Excerpts from a figure dataset:
----
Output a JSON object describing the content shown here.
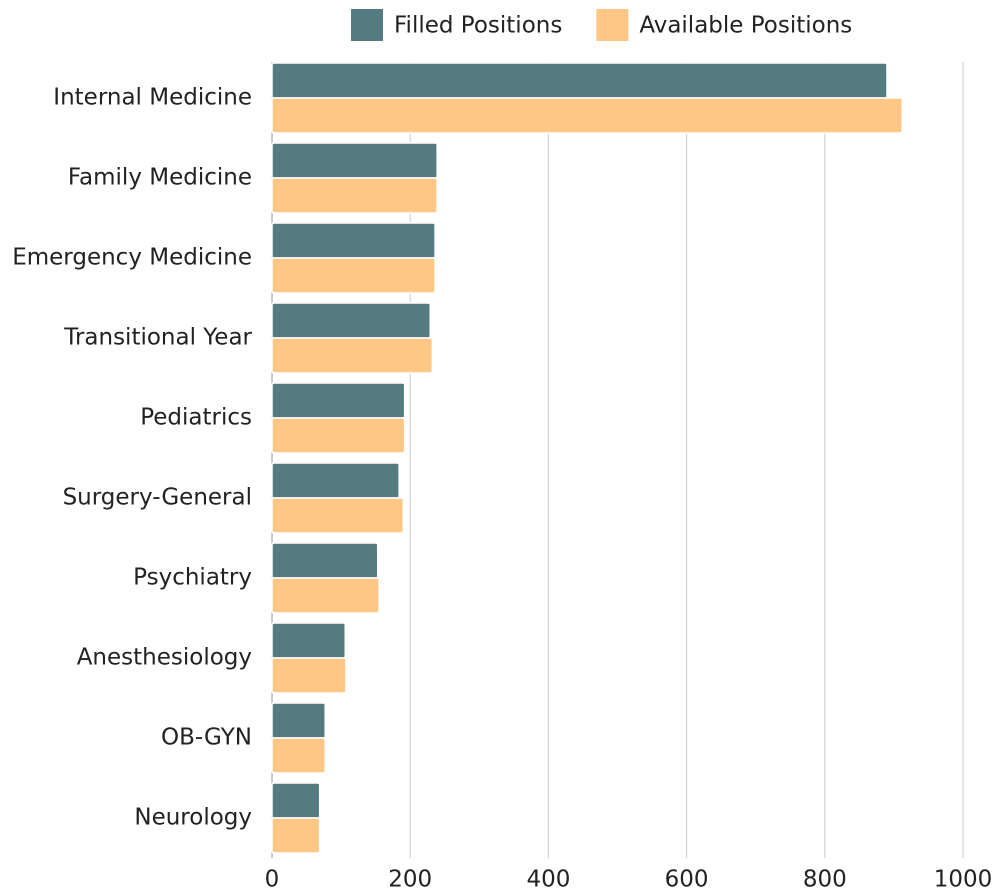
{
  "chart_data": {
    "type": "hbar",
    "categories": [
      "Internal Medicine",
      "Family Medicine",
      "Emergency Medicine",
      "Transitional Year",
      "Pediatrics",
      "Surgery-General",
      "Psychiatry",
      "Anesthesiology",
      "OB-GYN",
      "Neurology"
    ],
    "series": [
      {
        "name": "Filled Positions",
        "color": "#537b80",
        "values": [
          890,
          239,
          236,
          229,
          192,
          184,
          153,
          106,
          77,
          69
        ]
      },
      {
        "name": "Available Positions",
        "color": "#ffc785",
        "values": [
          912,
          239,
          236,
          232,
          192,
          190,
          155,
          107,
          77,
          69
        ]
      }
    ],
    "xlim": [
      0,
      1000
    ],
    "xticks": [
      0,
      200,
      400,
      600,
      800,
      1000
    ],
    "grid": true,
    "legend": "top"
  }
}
----
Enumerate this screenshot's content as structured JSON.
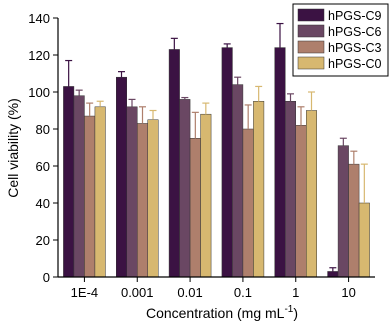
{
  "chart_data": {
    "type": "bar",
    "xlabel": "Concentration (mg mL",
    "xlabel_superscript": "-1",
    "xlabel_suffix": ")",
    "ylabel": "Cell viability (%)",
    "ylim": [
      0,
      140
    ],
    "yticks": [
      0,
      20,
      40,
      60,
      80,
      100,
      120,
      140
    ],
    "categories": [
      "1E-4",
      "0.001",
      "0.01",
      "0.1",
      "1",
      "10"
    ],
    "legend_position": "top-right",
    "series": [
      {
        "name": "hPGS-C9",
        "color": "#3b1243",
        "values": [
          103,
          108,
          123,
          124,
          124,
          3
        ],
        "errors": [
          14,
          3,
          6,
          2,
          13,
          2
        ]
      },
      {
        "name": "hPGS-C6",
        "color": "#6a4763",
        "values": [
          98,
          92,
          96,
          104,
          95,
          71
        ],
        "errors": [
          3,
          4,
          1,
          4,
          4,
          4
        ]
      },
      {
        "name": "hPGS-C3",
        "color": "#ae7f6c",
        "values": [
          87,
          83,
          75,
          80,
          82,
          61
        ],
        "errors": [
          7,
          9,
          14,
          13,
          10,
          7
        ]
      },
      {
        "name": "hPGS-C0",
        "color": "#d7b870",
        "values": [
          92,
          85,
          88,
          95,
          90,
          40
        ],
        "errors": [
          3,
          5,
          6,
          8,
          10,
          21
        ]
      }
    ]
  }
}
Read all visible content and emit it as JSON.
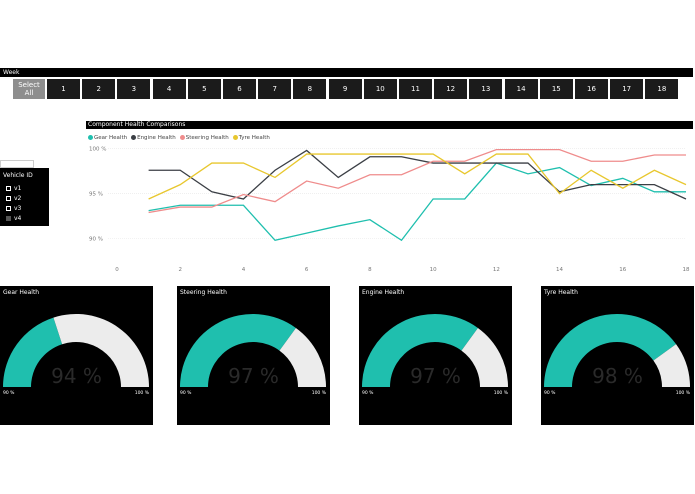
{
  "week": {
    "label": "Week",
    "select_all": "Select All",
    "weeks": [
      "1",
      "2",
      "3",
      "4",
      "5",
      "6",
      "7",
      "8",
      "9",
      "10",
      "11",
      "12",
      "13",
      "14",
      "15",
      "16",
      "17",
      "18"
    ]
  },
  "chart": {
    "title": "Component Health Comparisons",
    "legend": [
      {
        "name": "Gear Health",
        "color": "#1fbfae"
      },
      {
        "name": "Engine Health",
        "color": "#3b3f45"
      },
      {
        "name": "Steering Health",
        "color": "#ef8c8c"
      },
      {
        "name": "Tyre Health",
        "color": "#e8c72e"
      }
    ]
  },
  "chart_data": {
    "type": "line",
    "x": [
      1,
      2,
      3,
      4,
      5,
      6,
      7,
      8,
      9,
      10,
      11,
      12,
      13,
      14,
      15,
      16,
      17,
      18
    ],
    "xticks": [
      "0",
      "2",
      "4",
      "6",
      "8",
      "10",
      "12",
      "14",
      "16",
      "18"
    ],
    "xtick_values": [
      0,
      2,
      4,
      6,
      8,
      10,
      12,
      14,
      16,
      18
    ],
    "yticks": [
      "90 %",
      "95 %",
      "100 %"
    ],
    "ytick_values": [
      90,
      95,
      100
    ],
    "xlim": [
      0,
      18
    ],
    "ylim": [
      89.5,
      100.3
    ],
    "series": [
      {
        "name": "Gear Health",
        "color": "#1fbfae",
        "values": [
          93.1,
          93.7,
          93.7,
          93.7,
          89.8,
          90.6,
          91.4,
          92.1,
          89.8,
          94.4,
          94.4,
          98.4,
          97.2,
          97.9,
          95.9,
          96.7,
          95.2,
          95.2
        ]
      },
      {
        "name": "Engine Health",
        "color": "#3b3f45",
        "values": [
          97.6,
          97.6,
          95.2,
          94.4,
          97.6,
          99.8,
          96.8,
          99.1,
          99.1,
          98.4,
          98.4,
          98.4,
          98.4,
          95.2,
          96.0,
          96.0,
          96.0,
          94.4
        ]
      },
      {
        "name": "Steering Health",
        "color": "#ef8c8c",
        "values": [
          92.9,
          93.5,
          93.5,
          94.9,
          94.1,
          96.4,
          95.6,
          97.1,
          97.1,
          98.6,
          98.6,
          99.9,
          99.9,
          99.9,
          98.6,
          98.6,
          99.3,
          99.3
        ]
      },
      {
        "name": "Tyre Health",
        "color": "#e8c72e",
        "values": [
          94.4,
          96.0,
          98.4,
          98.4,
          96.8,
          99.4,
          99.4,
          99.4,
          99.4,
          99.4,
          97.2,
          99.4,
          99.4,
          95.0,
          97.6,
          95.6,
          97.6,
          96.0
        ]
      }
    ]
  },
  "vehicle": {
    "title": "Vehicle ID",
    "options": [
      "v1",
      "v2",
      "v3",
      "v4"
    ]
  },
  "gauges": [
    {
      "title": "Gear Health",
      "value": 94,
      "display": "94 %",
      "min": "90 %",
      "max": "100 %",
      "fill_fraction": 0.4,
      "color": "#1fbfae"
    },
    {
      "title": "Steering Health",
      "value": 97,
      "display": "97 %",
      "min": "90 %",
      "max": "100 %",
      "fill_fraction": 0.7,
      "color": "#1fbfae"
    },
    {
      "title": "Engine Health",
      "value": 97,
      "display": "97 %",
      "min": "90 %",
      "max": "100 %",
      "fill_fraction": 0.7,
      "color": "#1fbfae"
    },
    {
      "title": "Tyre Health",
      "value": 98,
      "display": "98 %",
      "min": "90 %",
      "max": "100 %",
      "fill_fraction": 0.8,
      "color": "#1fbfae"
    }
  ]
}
----
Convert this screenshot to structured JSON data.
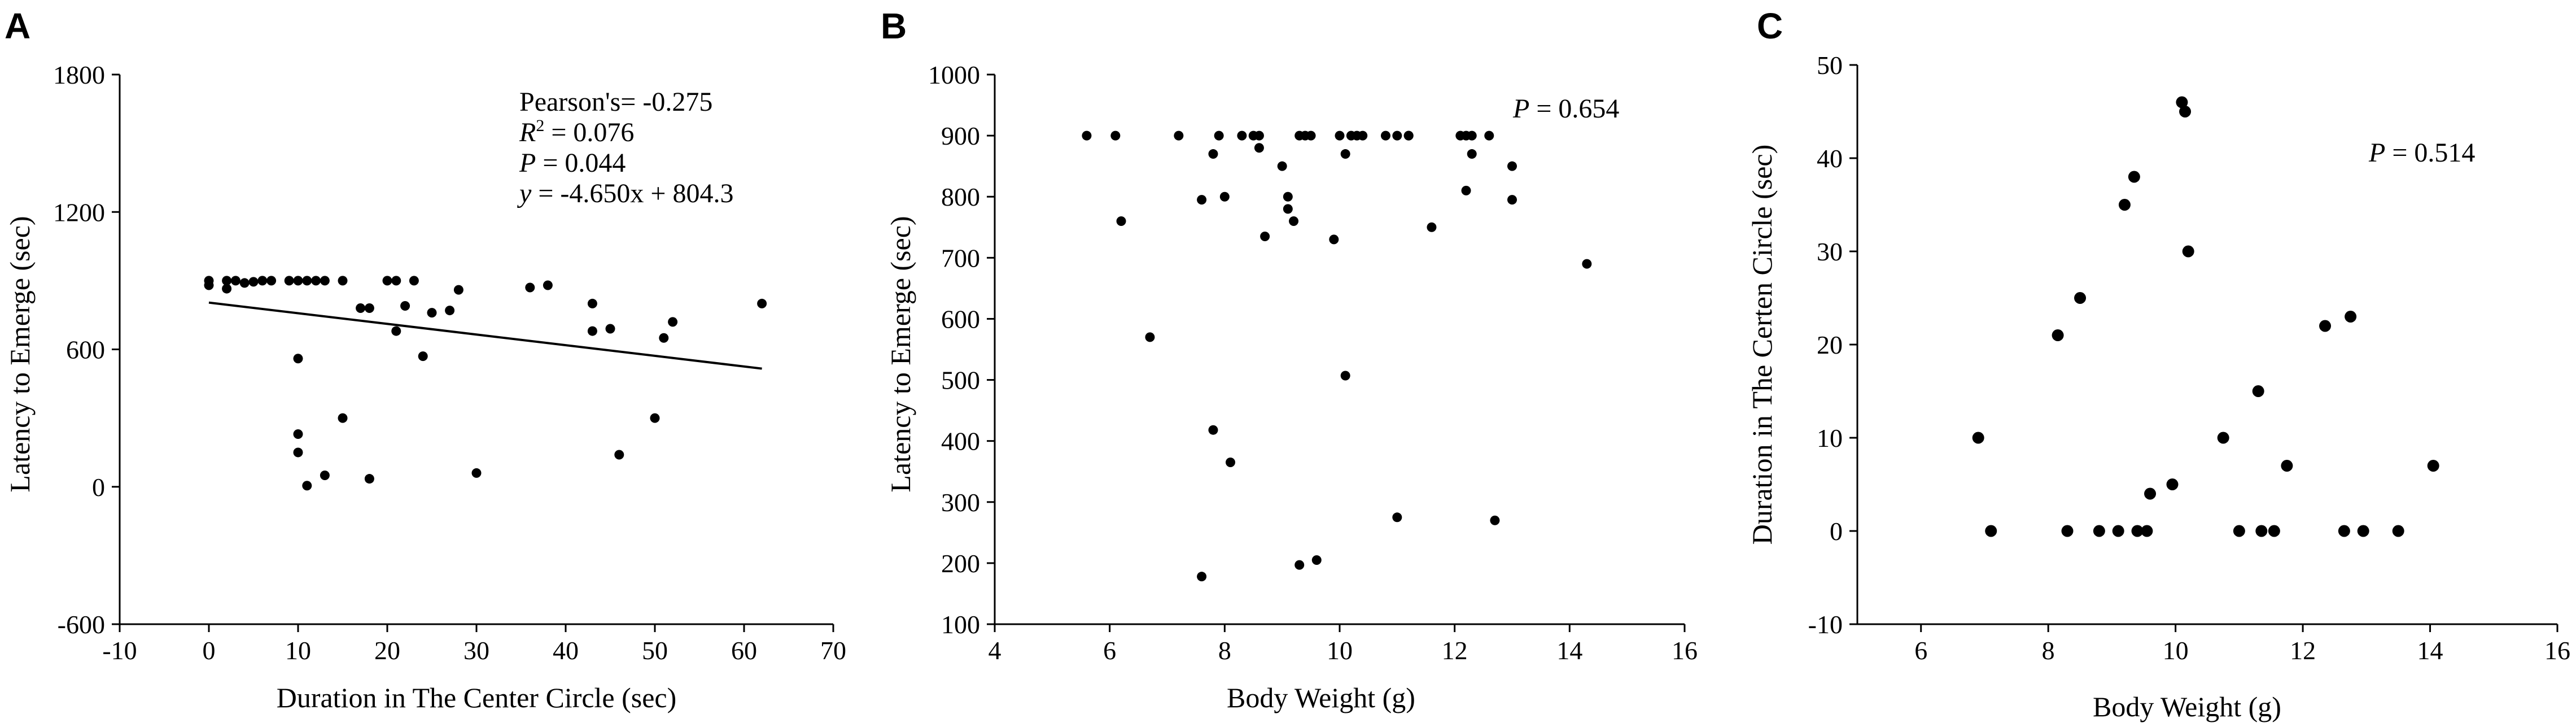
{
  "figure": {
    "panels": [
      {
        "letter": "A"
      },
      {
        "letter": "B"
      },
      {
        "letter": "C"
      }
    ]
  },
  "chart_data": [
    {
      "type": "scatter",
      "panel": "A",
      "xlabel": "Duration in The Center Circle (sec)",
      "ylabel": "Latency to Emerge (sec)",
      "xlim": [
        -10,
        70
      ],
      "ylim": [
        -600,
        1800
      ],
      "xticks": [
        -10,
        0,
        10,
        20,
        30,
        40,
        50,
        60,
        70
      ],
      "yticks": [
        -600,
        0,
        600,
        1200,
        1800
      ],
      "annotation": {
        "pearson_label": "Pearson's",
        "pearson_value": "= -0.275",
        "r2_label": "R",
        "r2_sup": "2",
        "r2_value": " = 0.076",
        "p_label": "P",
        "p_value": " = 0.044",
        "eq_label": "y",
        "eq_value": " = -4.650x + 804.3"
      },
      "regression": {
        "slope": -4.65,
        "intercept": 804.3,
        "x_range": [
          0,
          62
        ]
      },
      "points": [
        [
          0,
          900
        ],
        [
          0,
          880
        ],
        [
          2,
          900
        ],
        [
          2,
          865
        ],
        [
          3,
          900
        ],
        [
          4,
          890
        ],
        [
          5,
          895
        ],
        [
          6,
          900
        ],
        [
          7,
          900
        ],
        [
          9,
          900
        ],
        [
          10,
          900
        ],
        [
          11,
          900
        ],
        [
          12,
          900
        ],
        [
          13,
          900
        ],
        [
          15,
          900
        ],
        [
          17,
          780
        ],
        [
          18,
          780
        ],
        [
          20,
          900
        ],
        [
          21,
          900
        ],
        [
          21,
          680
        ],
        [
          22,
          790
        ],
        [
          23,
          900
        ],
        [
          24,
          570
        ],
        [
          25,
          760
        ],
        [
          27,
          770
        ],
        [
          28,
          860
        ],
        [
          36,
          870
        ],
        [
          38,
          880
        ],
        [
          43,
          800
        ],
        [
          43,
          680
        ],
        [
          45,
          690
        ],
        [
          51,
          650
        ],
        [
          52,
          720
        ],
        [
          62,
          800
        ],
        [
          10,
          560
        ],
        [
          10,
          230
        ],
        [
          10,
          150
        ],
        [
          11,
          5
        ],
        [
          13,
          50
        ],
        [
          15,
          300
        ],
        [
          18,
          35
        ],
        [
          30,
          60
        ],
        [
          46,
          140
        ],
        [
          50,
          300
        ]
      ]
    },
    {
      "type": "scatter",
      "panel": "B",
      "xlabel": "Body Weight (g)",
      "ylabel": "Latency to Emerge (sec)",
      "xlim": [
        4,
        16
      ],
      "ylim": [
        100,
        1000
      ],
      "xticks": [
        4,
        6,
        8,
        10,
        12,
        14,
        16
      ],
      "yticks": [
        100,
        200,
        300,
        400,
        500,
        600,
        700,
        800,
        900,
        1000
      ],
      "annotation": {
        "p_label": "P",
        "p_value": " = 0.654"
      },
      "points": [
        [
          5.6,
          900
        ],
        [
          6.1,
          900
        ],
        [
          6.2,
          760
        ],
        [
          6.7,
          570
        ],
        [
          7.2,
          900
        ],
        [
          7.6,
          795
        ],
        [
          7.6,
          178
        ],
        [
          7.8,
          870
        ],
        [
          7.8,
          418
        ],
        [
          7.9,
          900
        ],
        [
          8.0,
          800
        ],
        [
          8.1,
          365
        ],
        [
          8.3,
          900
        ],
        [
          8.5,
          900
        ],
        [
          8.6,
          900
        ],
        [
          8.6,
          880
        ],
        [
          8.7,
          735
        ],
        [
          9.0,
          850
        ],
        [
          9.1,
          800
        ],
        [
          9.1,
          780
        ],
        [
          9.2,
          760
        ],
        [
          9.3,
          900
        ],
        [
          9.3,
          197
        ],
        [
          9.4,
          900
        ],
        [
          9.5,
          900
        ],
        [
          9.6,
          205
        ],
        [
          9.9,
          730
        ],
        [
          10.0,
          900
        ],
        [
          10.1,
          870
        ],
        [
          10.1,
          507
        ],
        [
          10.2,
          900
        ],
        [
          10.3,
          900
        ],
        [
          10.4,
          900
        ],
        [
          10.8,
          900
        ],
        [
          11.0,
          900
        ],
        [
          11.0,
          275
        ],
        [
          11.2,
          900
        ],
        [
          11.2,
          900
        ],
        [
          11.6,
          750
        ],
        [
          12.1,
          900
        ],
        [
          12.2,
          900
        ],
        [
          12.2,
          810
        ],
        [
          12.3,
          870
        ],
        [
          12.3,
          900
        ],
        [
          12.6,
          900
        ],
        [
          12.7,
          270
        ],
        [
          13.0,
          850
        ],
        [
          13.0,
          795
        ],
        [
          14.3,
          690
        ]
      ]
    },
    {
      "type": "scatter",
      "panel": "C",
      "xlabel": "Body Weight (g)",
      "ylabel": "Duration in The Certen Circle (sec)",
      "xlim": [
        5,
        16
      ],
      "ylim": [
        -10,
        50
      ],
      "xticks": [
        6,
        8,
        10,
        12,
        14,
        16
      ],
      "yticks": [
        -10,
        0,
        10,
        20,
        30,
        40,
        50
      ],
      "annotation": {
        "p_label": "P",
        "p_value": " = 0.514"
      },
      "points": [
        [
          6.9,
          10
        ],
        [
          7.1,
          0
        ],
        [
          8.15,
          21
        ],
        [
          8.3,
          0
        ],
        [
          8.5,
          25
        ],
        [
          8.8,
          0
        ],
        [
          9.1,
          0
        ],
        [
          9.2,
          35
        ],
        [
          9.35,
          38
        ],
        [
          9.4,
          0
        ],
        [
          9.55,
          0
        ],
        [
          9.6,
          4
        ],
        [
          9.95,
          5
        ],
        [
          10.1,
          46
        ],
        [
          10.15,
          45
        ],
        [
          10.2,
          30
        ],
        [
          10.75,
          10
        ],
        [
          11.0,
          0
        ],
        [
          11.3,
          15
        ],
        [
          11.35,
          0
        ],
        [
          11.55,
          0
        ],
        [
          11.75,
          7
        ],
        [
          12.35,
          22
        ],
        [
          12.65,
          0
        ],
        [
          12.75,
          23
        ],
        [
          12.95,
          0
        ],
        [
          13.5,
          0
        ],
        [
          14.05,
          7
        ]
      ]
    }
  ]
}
----
▶ [WHAT YOU HAVE TO DO]: Scan the entries above. Copy each line that has the string "content".

▶ [REPLY]:
Output a JSON object describing the content shown here.
Enumerate this screenshot's content as structured JSON.
Read all visible content and emit it as JSON.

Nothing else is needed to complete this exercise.